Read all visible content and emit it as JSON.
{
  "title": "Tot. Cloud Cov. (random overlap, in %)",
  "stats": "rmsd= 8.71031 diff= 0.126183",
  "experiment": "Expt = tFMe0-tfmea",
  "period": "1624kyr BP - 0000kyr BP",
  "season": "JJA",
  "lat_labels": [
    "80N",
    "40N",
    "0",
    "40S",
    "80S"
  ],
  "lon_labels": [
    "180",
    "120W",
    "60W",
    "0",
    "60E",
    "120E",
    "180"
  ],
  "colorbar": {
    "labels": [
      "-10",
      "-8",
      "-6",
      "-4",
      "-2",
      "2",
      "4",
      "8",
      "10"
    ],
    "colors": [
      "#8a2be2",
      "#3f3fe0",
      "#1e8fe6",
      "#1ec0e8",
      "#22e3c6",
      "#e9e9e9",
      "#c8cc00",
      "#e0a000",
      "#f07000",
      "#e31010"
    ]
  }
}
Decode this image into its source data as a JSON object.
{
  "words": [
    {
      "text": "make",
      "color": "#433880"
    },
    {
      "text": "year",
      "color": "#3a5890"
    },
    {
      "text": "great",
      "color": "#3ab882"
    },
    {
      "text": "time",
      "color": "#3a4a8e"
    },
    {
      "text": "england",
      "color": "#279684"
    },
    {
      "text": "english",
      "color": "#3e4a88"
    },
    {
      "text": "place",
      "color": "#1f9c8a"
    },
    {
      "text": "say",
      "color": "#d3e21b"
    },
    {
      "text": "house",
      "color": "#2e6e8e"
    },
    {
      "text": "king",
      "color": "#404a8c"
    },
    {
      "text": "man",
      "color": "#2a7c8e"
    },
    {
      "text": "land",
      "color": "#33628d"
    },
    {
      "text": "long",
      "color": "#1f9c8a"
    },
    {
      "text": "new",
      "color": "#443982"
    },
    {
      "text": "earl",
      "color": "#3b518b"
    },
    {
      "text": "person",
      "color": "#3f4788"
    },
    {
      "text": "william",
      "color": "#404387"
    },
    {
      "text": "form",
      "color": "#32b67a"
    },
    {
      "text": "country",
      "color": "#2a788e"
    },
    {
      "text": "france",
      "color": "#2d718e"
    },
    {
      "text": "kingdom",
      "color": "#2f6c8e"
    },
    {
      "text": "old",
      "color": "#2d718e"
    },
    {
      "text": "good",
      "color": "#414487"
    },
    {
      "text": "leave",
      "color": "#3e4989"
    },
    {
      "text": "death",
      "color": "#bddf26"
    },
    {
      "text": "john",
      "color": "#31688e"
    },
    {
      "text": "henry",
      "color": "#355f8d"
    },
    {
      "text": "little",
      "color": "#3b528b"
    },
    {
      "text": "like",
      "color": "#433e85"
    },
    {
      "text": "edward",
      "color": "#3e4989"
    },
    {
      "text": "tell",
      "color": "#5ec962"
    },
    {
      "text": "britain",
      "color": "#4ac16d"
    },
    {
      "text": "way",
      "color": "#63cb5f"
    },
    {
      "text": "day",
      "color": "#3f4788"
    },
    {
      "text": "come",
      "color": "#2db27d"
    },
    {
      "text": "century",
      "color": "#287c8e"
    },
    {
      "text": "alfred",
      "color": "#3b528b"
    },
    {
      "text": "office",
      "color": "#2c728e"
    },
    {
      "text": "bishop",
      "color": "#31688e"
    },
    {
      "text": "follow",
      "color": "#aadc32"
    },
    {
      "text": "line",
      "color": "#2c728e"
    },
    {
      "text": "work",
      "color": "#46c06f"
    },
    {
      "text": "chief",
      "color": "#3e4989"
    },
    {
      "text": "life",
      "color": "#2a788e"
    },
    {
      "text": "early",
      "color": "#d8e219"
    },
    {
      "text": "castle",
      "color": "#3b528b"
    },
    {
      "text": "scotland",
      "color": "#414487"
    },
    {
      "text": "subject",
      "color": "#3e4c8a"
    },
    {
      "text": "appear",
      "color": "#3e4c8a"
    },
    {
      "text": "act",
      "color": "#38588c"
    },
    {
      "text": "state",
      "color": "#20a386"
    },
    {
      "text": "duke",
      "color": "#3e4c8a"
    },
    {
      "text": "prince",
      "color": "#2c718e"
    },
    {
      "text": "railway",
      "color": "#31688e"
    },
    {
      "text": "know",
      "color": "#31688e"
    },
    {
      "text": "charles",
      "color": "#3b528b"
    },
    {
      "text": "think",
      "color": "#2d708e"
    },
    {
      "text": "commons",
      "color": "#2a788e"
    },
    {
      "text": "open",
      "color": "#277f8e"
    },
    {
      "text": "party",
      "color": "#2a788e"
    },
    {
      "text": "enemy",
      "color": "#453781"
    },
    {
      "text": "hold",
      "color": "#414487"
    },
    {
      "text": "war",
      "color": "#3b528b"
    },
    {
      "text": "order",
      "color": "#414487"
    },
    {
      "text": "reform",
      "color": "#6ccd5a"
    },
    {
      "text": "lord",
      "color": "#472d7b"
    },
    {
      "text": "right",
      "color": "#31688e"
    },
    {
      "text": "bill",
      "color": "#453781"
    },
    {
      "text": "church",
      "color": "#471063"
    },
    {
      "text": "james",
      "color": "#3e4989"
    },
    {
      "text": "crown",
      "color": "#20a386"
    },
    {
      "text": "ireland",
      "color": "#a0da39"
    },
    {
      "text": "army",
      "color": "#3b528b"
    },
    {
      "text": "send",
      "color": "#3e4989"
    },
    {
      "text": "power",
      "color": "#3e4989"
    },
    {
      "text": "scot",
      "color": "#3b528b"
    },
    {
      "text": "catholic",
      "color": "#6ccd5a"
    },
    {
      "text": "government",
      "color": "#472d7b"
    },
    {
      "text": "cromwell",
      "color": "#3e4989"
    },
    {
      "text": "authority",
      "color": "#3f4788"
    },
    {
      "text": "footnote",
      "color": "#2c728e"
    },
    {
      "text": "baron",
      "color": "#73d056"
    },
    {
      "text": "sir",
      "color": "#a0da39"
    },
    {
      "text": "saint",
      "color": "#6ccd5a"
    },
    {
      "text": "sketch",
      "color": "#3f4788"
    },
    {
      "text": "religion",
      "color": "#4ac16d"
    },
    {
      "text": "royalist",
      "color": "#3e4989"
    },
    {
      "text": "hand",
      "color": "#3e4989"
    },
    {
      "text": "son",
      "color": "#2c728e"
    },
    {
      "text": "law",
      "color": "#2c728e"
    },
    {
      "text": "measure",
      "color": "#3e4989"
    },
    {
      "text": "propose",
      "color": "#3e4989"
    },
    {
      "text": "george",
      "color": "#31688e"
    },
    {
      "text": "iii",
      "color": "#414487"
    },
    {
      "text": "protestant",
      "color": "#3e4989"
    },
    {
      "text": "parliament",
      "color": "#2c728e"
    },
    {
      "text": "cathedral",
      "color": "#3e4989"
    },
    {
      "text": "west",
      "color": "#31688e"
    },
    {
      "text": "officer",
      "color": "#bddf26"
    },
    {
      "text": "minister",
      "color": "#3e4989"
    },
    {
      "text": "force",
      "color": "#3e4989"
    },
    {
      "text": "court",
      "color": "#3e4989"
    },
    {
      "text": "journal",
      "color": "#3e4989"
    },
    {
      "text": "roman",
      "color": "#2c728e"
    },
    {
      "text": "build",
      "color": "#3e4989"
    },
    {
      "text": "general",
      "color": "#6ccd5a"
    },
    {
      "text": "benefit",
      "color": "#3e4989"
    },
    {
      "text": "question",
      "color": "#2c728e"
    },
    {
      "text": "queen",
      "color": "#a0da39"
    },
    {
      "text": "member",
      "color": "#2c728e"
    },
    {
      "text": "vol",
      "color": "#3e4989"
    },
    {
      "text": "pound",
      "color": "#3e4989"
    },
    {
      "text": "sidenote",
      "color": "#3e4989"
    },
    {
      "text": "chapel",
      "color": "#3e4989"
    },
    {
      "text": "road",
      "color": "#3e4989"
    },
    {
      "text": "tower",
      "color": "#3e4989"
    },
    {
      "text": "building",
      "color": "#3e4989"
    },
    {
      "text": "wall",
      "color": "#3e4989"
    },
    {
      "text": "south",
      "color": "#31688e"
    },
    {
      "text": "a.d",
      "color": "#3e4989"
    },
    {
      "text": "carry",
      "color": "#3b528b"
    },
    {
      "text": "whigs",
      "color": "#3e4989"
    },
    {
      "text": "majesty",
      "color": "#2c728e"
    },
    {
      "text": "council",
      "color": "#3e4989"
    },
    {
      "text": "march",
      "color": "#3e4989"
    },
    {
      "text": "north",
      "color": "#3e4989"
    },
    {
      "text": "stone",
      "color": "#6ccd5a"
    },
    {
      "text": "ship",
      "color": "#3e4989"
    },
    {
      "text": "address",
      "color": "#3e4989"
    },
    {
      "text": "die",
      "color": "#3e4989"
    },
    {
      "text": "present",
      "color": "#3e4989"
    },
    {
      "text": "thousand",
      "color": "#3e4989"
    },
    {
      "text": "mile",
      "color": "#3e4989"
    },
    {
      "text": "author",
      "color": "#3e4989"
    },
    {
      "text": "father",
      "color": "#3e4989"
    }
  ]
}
#####
Look through the listing above and count the lines where the string "JSON" appears. Report the number only.

### WORKED SOLUTION
2